## STATED GOAL
Put each line of the material below into a numbered list, omitting any blank lines.
- - - - -
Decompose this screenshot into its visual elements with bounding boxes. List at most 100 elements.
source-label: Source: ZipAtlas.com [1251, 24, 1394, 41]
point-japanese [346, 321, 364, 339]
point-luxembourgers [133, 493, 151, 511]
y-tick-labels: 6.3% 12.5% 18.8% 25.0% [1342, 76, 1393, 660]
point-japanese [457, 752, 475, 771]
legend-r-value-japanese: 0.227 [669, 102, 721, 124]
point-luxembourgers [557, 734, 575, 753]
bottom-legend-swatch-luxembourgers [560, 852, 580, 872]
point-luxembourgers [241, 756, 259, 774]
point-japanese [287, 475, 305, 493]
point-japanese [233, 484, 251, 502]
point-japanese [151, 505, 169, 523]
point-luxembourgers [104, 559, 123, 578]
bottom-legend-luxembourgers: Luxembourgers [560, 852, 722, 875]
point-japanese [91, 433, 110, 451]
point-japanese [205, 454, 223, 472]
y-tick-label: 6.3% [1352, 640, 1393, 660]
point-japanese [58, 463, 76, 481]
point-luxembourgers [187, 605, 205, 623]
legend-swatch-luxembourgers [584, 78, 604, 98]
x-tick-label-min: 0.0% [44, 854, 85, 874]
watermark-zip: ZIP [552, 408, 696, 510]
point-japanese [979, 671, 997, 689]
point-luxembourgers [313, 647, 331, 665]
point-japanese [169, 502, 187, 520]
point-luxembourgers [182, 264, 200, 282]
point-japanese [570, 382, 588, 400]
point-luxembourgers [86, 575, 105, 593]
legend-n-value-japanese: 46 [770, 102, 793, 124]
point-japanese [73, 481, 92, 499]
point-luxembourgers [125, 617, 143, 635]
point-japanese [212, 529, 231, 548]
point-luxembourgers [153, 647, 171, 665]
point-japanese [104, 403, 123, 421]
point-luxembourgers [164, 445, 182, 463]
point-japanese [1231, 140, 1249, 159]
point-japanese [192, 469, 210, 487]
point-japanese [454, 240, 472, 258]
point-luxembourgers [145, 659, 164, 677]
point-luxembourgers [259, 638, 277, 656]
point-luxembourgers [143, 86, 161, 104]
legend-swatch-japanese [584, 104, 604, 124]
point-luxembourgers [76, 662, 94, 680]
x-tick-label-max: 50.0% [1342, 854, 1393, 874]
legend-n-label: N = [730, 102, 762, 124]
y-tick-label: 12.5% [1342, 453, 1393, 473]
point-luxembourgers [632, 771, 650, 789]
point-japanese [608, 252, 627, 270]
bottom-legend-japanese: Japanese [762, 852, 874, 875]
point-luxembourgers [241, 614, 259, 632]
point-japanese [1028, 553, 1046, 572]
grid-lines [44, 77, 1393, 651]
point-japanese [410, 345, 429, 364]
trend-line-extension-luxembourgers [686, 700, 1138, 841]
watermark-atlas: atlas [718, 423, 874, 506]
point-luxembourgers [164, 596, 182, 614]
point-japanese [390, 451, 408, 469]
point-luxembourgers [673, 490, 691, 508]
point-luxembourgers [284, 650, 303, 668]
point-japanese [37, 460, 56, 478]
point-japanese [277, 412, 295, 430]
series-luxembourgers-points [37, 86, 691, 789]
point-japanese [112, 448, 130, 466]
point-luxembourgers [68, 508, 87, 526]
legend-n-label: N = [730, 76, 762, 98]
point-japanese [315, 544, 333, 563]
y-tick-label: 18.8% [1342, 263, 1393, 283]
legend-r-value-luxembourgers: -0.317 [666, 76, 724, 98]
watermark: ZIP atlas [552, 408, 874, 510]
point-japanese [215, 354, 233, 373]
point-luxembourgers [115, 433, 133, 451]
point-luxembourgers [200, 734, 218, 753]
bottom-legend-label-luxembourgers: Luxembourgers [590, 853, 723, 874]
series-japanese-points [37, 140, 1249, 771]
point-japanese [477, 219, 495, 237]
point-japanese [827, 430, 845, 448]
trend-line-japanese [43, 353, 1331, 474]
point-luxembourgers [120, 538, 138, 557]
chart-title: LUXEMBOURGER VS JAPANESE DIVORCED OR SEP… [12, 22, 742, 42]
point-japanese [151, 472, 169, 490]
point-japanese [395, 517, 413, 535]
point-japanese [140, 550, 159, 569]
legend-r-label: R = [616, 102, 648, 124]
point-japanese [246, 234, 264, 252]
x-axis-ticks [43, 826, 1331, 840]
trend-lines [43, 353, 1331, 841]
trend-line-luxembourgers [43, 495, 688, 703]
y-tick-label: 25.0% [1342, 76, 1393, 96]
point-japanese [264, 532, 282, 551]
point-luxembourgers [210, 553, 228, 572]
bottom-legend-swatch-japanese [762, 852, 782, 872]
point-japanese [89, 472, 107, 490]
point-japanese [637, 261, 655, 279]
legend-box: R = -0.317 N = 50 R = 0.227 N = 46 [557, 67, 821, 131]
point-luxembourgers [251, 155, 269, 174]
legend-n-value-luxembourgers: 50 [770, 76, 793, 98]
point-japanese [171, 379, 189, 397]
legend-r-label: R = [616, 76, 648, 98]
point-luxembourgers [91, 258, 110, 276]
- - - - -
## THE REPLY
1. Decompose this screenshot into its visual elements with bounding boxes. List at most 100 elements.
2. source-label: Source: ZipAtlas.com [1251, 24, 1394, 41]
3. point-japanese [346, 321, 364, 339]
4. point-luxembourgers [133, 493, 151, 511]
5. y-tick-labels: 6.3% 12.5% 18.8% 25.0% [1342, 76, 1393, 660]
6. point-japanese [457, 752, 475, 771]
7. legend-r-value-japanese: 0.227 [669, 102, 721, 124]
8. point-luxembourgers [557, 734, 575, 753]
9. bottom-legend-swatch-luxembourgers [560, 852, 580, 872]
10. point-luxembourgers [241, 756, 259, 774]
11. point-japanese [287, 475, 305, 493]
12. point-japanese [233, 484, 251, 502]
13. point-japanese [151, 505, 169, 523]
14. point-luxembourgers [104, 559, 123, 578]
15. bottom-legend-luxembourgers: Luxembourgers [560, 852, 722, 875]
16. point-japanese [91, 433, 110, 451]
17. point-japanese [205, 454, 223, 472]
18. y-tick-label: 6.3% [1352, 640, 1393, 660]
19. point-japanese [58, 463, 76, 481]
20. point-luxembourgers [187, 605, 205, 623]
21. legend-swatch-luxembourgers [584, 78, 604, 98]
22. x-tick-label-min: 0.0% [44, 854, 85, 874]
23. watermark-zip: ZIP [552, 408, 696, 510]
24. point-japanese [979, 671, 997, 689]
25. point-luxembourgers [313, 647, 331, 665]
26. point-japanese [169, 502, 187, 520]
27. point-luxembourgers [182, 264, 200, 282]
28. point-japanese [570, 382, 588, 400]
29. point-luxembourgers [86, 575, 105, 593]
30. legend-n-value-japanese: 46 [770, 102, 793, 124]
31. point-japanese [73, 481, 92, 499]
32. point-luxembourgers [125, 617, 143, 635]
33. point-japanese [212, 529, 231, 548]
34. point-luxembourgers [153, 647, 171, 665]
35. point-japanese [104, 403, 123, 421]
36. point-luxembourgers [164, 445, 182, 463]
37. point-japanese [1231, 140, 1249, 159]
38. point-japanese [192, 469, 210, 487]
39. point-japanese [454, 240, 472, 258]
40. point-luxembourgers [145, 659, 164, 677]
41. point-luxembourgers [259, 638, 277, 656]
42. point-luxembourgers [143, 86, 161, 104]
43. legend-swatch-japanese [584, 104, 604, 124]
44. point-luxembourgers [76, 662, 94, 680]
45. x-tick-label-max: 50.0% [1342, 854, 1393, 874]
46. legend-n-label: N = [730, 102, 762, 124]
47. y-tick-label: 12.5% [1342, 453, 1393, 473]
48. point-luxembourgers [632, 771, 650, 789]
49. point-japanese [608, 252, 627, 270]
50. bottom-legend-japanese: Japanese [762, 852, 874, 875]
51. point-luxembourgers [241, 614, 259, 632]
52. point-japanese [1028, 553, 1046, 572]
53. grid-lines [44, 77, 1393, 651]
54. point-japanese [410, 345, 429, 364]
55. trend-line-extension-luxembourgers [686, 700, 1138, 841]
56. watermark-atlas: atlas [718, 423, 874, 506]
57. point-luxembourgers [164, 596, 182, 614]
58. point-japanese [390, 451, 408, 469]
59. point-luxembourgers [673, 490, 691, 508]
60. point-luxembourgers [284, 650, 303, 668]
61. point-japanese [37, 460, 56, 478]
62. point-japanese [277, 412, 295, 430]
63. series-luxembourgers-points [37, 86, 691, 789]
64. point-japanese [112, 448, 130, 466]
65. point-luxembourgers [68, 508, 87, 526]
66. legend-n-label: N = [730, 76, 762, 98]
67. point-japanese [315, 544, 333, 563]
68. y-tick-label: 18.8% [1342, 263, 1393, 283]
69. legend-r-value-luxembourgers: -0.317 [666, 76, 724, 98]
70. watermark: ZIP atlas [552, 408, 874, 510]
71. point-japanese [215, 354, 233, 373]
72. point-luxembourgers [115, 433, 133, 451]
73. point-luxembourgers [200, 734, 218, 753]
74. bottom-legend-label-luxembourgers: Luxembourgers [590, 853, 723, 874]
75. series-japanese-points [37, 140, 1249, 771]
76. point-japanese [477, 219, 495, 237]
77. point-japanese [827, 430, 845, 448]
78. trend-line-japanese [43, 353, 1331, 474]
79. point-luxembourgers [120, 538, 138, 557]
80. chart-title: LUXEMBOURGER VS JAPANESE DIVORCED OR SEP… [12, 22, 742, 42]
81. point-japanese [151, 472, 169, 490]
82. point-japanese [395, 517, 413, 535]
83. point-japanese [140, 550, 159, 569]
84. legend-r-label: R = [616, 102, 648, 124]
85. point-japanese [246, 234, 264, 252]
86. x-axis-ticks [43, 826, 1331, 840]
87. trend-lines [43, 353, 1331, 841]
88. trend-line-luxembourgers [43, 495, 688, 703]
89. y-tick-label: 25.0% [1342, 76, 1393, 96]
90. point-japanese [264, 532, 282, 551]
91. point-luxembourgers [210, 553, 228, 572]
92. bottom-legend-swatch-japanese [762, 852, 782, 872]
93. point-japanese [89, 472, 107, 490]
94. point-japanese [637, 261, 655, 279]
95. legend-box: R = -0.317 N = 50 R = 0.227 N = 46 [557, 67, 821, 131]
96. point-luxembourgers [251, 155, 269, 174]
97. legend-n-value-luxembourgers: 50 [770, 76, 793, 98]
98. point-japanese [171, 379, 189, 397]
99. legend-r-label: R = [616, 76, 648, 98]
100. point-luxembourgers [91, 258, 110, 276]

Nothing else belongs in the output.